» What to work on:
In your copy, include every line of the listing below exactly but none of the pictures.

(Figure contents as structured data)
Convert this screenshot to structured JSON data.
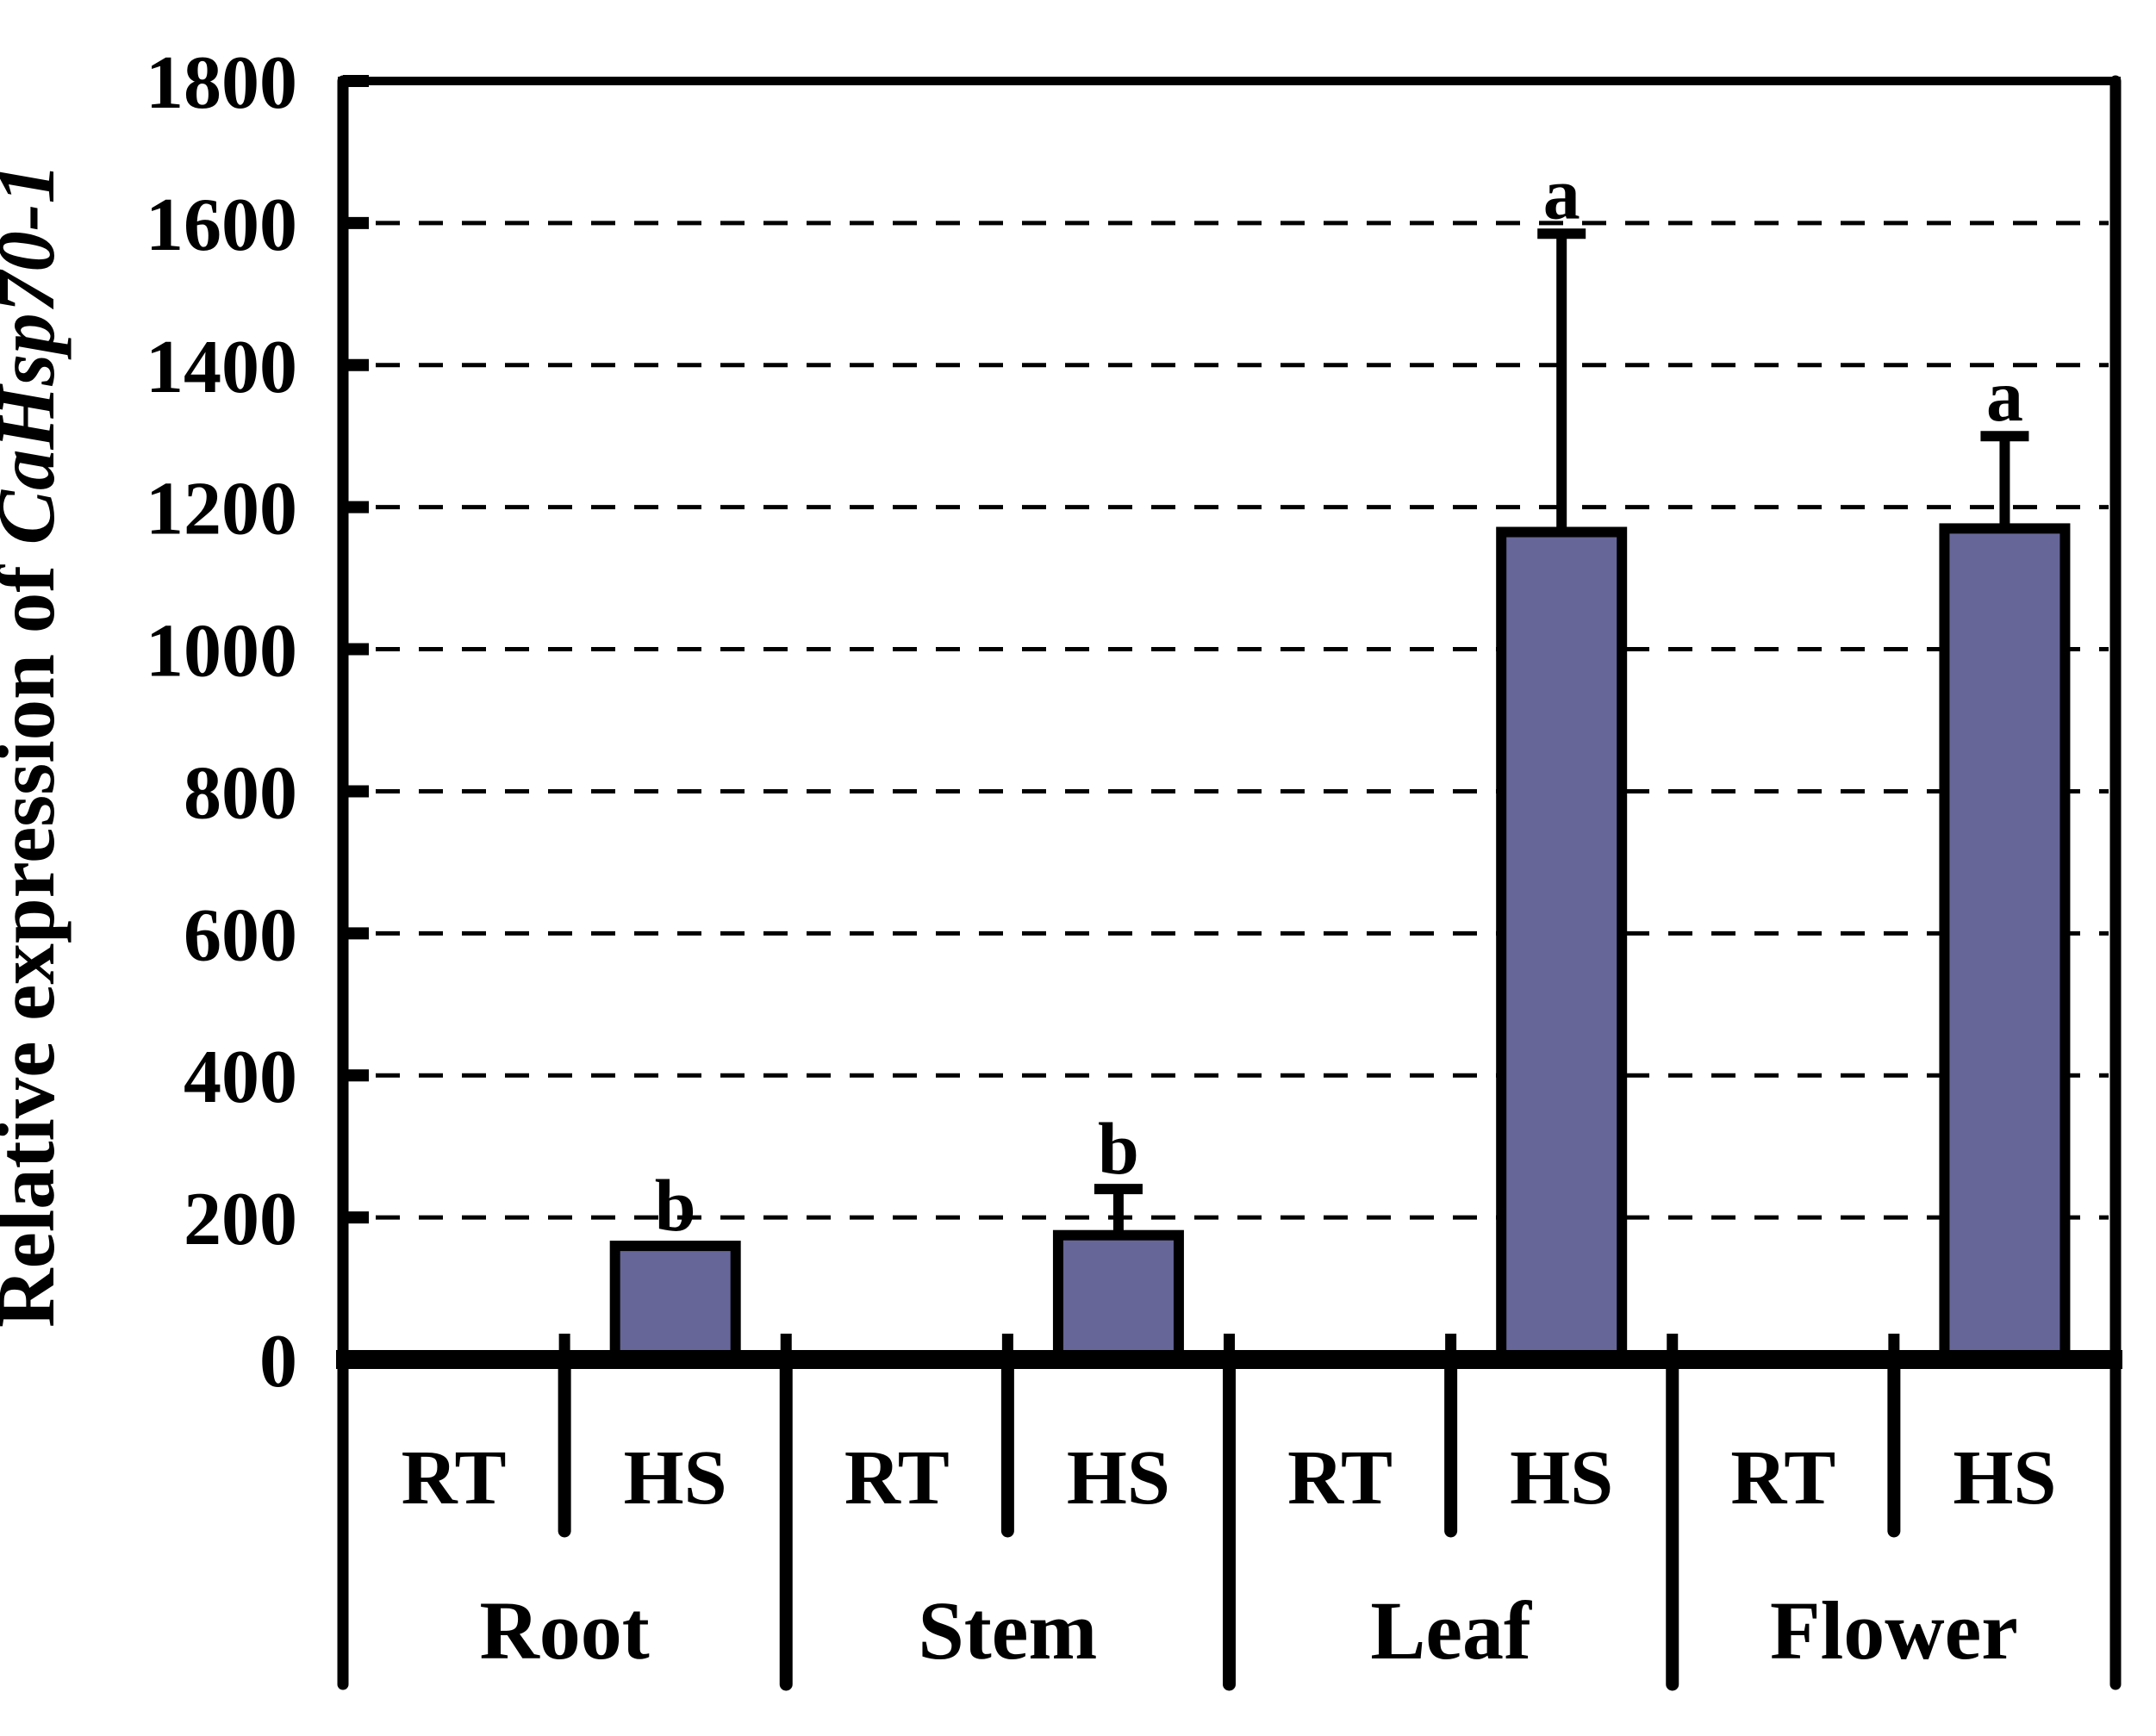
{
  "figure": {
    "background": "#ffffff"
  },
  "chart_data": {
    "type": "bar",
    "title": "",
    "ylabel": {
      "regular": "Relative expression of ",
      "italic": "CaHsp70-1"
    },
    "y_axis": {
      "min": 0,
      "max": 1800,
      "tick_step": 200,
      "ticks": [
        0,
        200,
        400,
        600,
        800,
        1000,
        1200,
        1400,
        1600,
        1800
      ],
      "tick_labels": [
        "0",
        "200",
        "400",
        "600",
        "800",
        "1000",
        "1200",
        "1400",
        "1600",
        "1800"
      ]
    },
    "gridlines": {
      "style": "dashed",
      "orientation": "horizontal",
      "values": [
        200,
        400,
        600,
        800,
        1000,
        1200,
        1400,
        1600
      ]
    },
    "legend": "none",
    "groups": [
      {
        "label": "Root",
        "conditions": [
          {
            "label": "RT",
            "value": 0,
            "error_up": 0,
            "letter": ""
          },
          {
            "label": "HS",
            "value": 160,
            "error_up": 0,
            "letter": "b"
          }
        ]
      },
      {
        "label": "Stem",
        "conditions": [
          {
            "label": "RT",
            "value": 0,
            "error_up": 0,
            "letter": ""
          },
          {
            "label": "HS",
            "value": 175,
            "error_up": 65,
            "letter": "b"
          }
        ]
      },
      {
        "label": "Leaf",
        "conditions": [
          {
            "label": "RT",
            "value": 0,
            "error_up": 0,
            "letter": ""
          },
          {
            "label": "HS",
            "value": 1165,
            "error_up": 420,
            "letter": "a"
          }
        ]
      },
      {
        "label": "Flower",
        "conditions": [
          {
            "label": "RT",
            "value": 0,
            "error_up": 0,
            "letter": ""
          },
          {
            "label": "HS",
            "value": 1170,
            "error_up": 130,
            "letter": "a"
          }
        ]
      }
    ],
    "colors": {
      "bar_fill": "#666699",
      "bar_border": "#000000",
      "axis": "#000000",
      "grid": "#000000",
      "text": "#000000"
    }
  }
}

» Solution for this task:
Convert this screenshot to structured JSON data.
{
  "figure": {
    "background": "#ffffff"
  },
  "chart_data": {
    "type": "bar",
    "title": "",
    "ylabel": {
      "regular": "Relative expression of ",
      "italic": "CaHsp70-1"
    },
    "y_axis": {
      "min": 0,
      "max": 1800,
      "tick_step": 200,
      "ticks": [
        0,
        200,
        400,
        600,
        800,
        1000,
        1200,
        1400,
        1600,
        1800
      ],
      "tick_labels": [
        "0",
        "200",
        "400",
        "600",
        "800",
        "1000",
        "1200",
        "1400",
        "1600",
        "1800"
      ]
    },
    "gridlines": {
      "style": "dashed",
      "orientation": "horizontal",
      "values": [
        200,
        400,
        600,
        800,
        1000,
        1200,
        1400,
        1600
      ]
    },
    "legend": "none",
    "groups": [
      {
        "label": "Root",
        "conditions": [
          {
            "label": "RT",
            "value": 0,
            "error_up": 0,
            "letter": ""
          },
          {
            "label": "HS",
            "value": 160,
            "error_up": 0,
            "letter": "b"
          }
        ]
      },
      {
        "label": "Stem",
        "conditions": [
          {
            "label": "RT",
            "value": 0,
            "error_up": 0,
            "letter": ""
          },
          {
            "label": "HS",
            "value": 175,
            "error_up": 65,
            "letter": "b"
          }
        ]
      },
      {
        "label": "Leaf",
        "conditions": [
          {
            "label": "RT",
            "value": 0,
            "error_up": 0,
            "letter": ""
          },
          {
            "label": "HS",
            "value": 1165,
            "error_up": 420,
            "letter": "a"
          }
        ]
      },
      {
        "label": "Flower",
        "conditions": [
          {
            "label": "RT",
            "value": 0,
            "error_up": 0,
            "letter": ""
          },
          {
            "label": "HS",
            "value": 1170,
            "error_up": 130,
            "letter": "a"
          }
        ]
      }
    ],
    "colors": {
      "bar_fill": "#666699",
      "bar_border": "#000000",
      "axis": "#000000",
      "grid": "#000000",
      "text": "#000000"
    }
  }
}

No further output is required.